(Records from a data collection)
>>>>
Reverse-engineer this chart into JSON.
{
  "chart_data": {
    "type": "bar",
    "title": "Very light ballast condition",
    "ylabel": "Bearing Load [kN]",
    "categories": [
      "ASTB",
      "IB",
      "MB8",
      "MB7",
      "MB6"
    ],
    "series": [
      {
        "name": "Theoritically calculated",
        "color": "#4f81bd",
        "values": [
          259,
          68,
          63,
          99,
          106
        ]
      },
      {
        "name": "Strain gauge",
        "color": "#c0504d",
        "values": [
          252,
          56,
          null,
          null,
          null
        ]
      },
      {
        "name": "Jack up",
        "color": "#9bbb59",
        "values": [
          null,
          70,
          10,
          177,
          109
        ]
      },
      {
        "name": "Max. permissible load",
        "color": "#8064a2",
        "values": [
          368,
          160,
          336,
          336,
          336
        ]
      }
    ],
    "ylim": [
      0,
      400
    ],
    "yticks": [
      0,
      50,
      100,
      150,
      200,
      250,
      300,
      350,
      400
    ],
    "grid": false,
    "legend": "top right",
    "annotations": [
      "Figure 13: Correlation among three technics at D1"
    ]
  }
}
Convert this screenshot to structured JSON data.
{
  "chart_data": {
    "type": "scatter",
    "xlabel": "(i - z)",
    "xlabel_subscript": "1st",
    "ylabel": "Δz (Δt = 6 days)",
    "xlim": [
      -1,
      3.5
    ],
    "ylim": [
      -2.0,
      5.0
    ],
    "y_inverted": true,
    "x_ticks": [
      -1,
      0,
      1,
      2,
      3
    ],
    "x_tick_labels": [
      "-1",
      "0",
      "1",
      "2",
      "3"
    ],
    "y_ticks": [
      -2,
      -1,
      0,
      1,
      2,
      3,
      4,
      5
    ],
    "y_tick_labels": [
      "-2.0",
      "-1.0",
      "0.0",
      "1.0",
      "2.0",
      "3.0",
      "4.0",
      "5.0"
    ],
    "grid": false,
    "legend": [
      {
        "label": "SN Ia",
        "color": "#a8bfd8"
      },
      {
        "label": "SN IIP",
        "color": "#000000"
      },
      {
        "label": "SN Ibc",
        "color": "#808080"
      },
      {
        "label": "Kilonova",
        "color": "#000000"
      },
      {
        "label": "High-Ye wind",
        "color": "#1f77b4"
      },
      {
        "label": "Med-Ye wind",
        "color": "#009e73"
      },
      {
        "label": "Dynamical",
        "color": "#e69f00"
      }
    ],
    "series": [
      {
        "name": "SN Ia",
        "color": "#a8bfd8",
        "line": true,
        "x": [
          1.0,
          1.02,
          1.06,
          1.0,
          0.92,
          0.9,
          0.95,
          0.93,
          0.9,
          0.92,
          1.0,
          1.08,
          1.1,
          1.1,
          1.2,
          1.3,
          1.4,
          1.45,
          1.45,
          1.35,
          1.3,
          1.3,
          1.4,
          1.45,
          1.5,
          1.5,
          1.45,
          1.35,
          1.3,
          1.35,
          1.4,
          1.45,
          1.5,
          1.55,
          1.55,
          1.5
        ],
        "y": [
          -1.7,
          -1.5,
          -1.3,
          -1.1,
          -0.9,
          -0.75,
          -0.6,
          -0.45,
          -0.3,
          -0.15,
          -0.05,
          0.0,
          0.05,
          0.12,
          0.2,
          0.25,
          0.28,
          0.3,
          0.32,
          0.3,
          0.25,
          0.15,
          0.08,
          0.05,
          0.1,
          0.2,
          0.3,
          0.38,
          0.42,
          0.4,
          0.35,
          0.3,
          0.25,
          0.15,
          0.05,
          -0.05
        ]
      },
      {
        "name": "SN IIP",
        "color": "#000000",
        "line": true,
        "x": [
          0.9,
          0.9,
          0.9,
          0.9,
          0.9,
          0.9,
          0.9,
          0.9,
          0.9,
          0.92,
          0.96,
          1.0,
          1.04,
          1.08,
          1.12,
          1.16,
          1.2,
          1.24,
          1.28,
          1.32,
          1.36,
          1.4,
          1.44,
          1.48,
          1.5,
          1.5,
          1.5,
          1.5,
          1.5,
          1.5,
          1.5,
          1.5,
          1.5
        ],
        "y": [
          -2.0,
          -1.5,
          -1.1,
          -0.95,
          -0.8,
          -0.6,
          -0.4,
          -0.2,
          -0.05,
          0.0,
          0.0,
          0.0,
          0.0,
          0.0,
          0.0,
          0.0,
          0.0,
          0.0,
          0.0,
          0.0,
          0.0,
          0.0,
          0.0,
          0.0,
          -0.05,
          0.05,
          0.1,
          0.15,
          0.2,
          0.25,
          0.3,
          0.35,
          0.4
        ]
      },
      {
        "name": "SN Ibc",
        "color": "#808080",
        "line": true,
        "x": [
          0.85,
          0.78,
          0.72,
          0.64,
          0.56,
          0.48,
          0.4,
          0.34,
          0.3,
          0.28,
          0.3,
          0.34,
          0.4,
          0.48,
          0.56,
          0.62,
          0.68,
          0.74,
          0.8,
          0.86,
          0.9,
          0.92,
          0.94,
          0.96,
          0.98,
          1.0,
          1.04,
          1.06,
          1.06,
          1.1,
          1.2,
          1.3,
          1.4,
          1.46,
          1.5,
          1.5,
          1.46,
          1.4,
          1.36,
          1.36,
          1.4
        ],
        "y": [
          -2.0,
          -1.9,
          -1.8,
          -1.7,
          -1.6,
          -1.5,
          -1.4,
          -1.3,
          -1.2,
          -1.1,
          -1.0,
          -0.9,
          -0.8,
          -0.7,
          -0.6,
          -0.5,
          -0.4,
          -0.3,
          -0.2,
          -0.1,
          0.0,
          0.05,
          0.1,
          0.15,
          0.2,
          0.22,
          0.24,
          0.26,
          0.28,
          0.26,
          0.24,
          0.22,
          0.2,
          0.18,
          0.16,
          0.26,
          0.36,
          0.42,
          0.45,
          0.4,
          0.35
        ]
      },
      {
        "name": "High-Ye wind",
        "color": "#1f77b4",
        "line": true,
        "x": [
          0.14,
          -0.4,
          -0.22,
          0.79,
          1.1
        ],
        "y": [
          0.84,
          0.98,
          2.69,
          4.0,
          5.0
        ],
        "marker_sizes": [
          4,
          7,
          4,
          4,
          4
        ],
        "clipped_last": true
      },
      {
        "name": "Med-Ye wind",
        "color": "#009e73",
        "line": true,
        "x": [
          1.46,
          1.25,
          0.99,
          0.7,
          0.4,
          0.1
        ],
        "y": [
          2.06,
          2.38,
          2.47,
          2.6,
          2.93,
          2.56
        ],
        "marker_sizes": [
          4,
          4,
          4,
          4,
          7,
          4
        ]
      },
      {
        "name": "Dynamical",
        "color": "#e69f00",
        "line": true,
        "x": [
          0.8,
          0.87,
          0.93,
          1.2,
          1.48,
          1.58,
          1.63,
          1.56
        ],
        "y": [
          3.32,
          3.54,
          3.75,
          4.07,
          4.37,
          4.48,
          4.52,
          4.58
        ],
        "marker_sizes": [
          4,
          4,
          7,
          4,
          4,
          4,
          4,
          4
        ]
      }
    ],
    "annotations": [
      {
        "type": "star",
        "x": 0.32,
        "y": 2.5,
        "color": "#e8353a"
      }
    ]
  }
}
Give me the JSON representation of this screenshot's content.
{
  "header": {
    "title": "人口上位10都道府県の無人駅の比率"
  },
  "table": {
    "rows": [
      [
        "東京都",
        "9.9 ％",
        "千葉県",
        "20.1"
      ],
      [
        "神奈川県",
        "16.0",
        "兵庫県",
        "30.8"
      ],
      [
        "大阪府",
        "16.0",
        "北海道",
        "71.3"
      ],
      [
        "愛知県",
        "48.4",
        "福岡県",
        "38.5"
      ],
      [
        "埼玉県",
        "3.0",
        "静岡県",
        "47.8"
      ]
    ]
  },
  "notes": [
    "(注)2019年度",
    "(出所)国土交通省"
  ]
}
<<<<
• **Task description**
Please repeat all the records above exactly as they appear.

• **Worked answer**
Reverse-engineer this chart into JSON.
{
  "chart_data": {
    "type": "bar",
    "title": "Very light ballast condition",
    "ylabel": "Bearing Load [kN]",
    "categories": [
      "ASTB",
      "IB",
      "MB8",
      "MB7",
      "MB6"
    ],
    "series": [
      {
        "name": "Theoritically calculated",
        "color": "#4f81bd",
        "values": [
          259,
          68,
          63,
          99,
          106
        ]
      },
      {
        "name": "Strain gauge",
        "color": "#c0504d",
        "values": [
          252,
          56,
          null,
          null,
          null
        ]
      },
      {
        "name": "Jack up",
        "color": "#9bbb59",
        "values": [
          null,
          70,
          10,
          177,
          109
        ]
      },
      {
        "name": "Max. permissible load",
        "color": "#8064a2",
        "values": [
          368,
          160,
          336,
          336,
          336
        ]
      }
    ],
    "ylim": [
      0,
      400
    ],
    "yticks": [
      0,
      50,
      100,
      150,
      200,
      250,
      300,
      350,
      400
    ],
    "grid": false,
    "legend": "top right",
    "annotations": [
      "Figure 13: Correlation among three technics at D1"
    ]
  }
}
Convert this screenshot to structured JSON data.
{
  "chart_data": {
    "type": "scatter",
    "xlabel": "(i - z)",
    "xlabel_subscript": "1st",
    "ylabel": "Δz (Δt = 6 days)",
    "xlim": [
      -1,
      3.5
    ],
    "ylim": [
      -2.0,
      5.0
    ],
    "y_inverted": true,
    "x_ticks": [
      -1,
      0,
      1,
      2,
      3
    ],
    "x_tick_labels": [
      "-1",
      "0",
      "1",
      "2",
      "3"
    ],
    "y_ticks": [
      -2,
      -1,
      0,
      1,
      2,
      3,
      4,
      5
    ],
    "y_tick_labels": [
      "-2.0",
      "-1.0",
      "0.0",
      "1.0",
      "2.0",
      "3.0",
      "4.0",
      "5.0"
    ],
    "grid": false,
    "legend": [
      {
        "label": "SN Ia",
        "color": "#a8bfd8"
      },
      {
        "label": "SN IIP",
        "color": "#000000"
      },
      {
        "label": "SN Ibc",
        "color": "#808080"
      },
      {
        "label": "Kilonova",
        "color": "#000000"
      },
      {
        "label": "High-Ye wind",
        "color": "#1f77b4"
      },
      {
        "label": "Med-Ye wind",
        "color": "#009e73"
      },
      {
        "label": "Dynamical",
        "color": "#e69f00"
      }
    ],
    "series": [
      {
        "name": "SN Ia",
        "color": "#a8bfd8",
        "line": true,
        "x": [
          1.0,
          1.02,
          1.06,
          1.0,
          0.92,
          0.9,
          0.95,
          0.93,
          0.9,
          0.92,
          1.0,
          1.08,
          1.1,
          1.1,
          1.2,
          1.3,
          1.4,
          1.45,
          1.45,
          1.35,
          1.3,
          1.3,
          1.4,
          1.45,
          1.5,
          1.5,
          1.45,
          1.35,
          1.3,
          1.35,
          1.4,
          1.45,
          1.5,
          1.55,
          1.55,
          1.5
        ],
        "y": [
          -1.7,
          -1.5,
          -1.3,
          -1.1,
          -0.9,
          -0.75,
          -0.6,
          -0.45,
          -0.3,
          -0.15,
          -0.05,
          0.0,
          0.05,
          0.12,
          0.2,
          0.25,
          0.28,
          0.3,
          0.32,
          0.3,
          0.25,
          0.15,
          0.08,
          0.05,
          0.1,
          0.2,
          0.3,
          0.38,
          0.42,
          0.4,
          0.35,
          0.3,
          0.25,
          0.15,
          0.05,
          -0.05
        ]
      },
      {
        "name": "SN IIP",
        "color": "#000000",
        "line": true,
        "x": [
          0.9,
          0.9,
          0.9,
          0.9,
          0.9,
          0.9,
          0.9,
          0.9,
          0.9,
          0.92,
          0.96,
          1.0,
          1.04,
          1.08,
          1.12,
          1.16,
          1.2,
          1.24,
          1.28,
          1.32,
          1.36,
          1.4,
          1.44,
          1.48,
          1.5,
          1.5,
          1.5,
          1.5,
          1.5,
          1.5,
          1.5,
          1.5,
          1.5
        ],
        "y": [
          -2.0,
          -1.5,
          -1.1,
          -0.95,
          -0.8,
          -0.6,
          -0.4,
          -0.2,
          -0.05,
          0.0,
          0.0,
          0.0,
          0.0,
          0.0,
          0.0,
          0.0,
          0.0,
          0.0,
          0.0,
          0.0,
          0.0,
          0.0,
          0.0,
          0.0,
          -0.05,
          0.05,
          0.1,
          0.15,
          0.2,
          0.25,
          0.3,
          0.35,
          0.4
        ]
      },
      {
        "name": "SN Ibc",
        "color": "#808080",
        "line": true,
        "x": [
          0.85,
          0.78,
          0.72,
          0.64,
          0.56,
          0.48,
          0.4,
          0.34,
          0.3,
          0.28,
          0.3,
          0.34,
          0.4,
          0.48,
          0.56,
          0.62,
          0.68,
          0.74,
          0.8,
          0.86,
          0.9,
          0.92,
          0.94,
          0.96,
          0.98,
          1.0,
          1.04,
          1.06,
          1.06,
          1.1,
          1.2,
          1.3,
          1.4,
          1.46,
          1.5,
          1.5,
          1.46,
          1.4,
          1.36,
          1.36,
          1.4
        ],
        "y": [
          -2.0,
          -1.9,
          -1.8,
          -1.7,
          -1.6,
          -1.5,
          -1.4,
          -1.3,
          -1.2,
          -1.1,
          -1.0,
          -0.9,
          -0.8,
          -0.7,
          -0.6,
          -0.5,
          -0.4,
          -0.3,
          -0.2,
          -0.1,
          0.0,
          0.05,
          0.1,
          0.15,
          0.2,
          0.22,
          0.24,
          0.26,
          0.28,
          0.26,
          0.24,
          0.22,
          0.2,
          0.18,
          0.16,
          0.26,
          0.36,
          0.42,
          0.45,
          0.4,
          0.35
        ]
      },
      {
        "name": "High-Ye wind",
        "color": "#1f77b4",
        "line": true,
        "x": [
          0.14,
          -0.4,
          -0.22,
          0.79,
          1.1
        ],
        "y": [
          0.84,
          0.98,
          2.69,
          4.0,
          5.0
        ],
        "marker_sizes": [
          4,
          7,
          4,
          4,
          4
        ],
        "clipped_last": true
      },
      {
        "name": "Med-Ye wind",
        "color": "#009e73",
        "line": true,
        "x": [
          1.46,
          1.25,
          0.99,
          0.7,
          0.4,
          0.1
        ],
        "y": [
          2.06,
          2.38,
          2.47,
          2.6,
          2.93,
          2.56
        ],
        "marker_sizes": [
          4,
          4,
          4,
          4,
          7,
          4
        ]
      },
      {
        "name": "Dynamical",
        "color": "#e69f00",
        "line": true,
        "x": [
          0.8,
          0.87,
          0.93,
          1.2,
          1.48,
          1.58,
          1.63,
          1.56
        ],
        "y": [
          3.32,
          3.54,
          3.75,
          4.07,
          4.37,
          4.48,
          4.52,
          4.58
        ],
        "marker_sizes": [
          4,
          4,
          7,
          4,
          4,
          4,
          4,
          4
        ]
      }
    ],
    "annotations": [
      {
        "type": "star",
        "x": 0.32,
        "y": 2.5,
        "color": "#e8353a"
      }
    ]
  }
}
Give me the JSON representation of this screenshot's content.
{
  "header": {
    "title": "人口上位10都道府県の無人駅の比率"
  },
  "table": {
    "rows": [
      [
        "東京都",
        "9.9 ％",
        "千葉県",
        "20.1"
      ],
      [
        "神奈川県",
        "16.0",
        "兵庫県",
        "30.8"
      ],
      [
        "大阪府",
        "16.0",
        "北海道",
        "71.3"
      ],
      [
        "愛知県",
        "48.4",
        "福岡県",
        "38.5"
      ],
      [
        "埼玉県",
        "3.0",
        "静岡県",
        "47.8"
      ]
    ]
  },
  "notes": [
    "(注)2019年度",
    "(出所)国土交通省"
  ]
}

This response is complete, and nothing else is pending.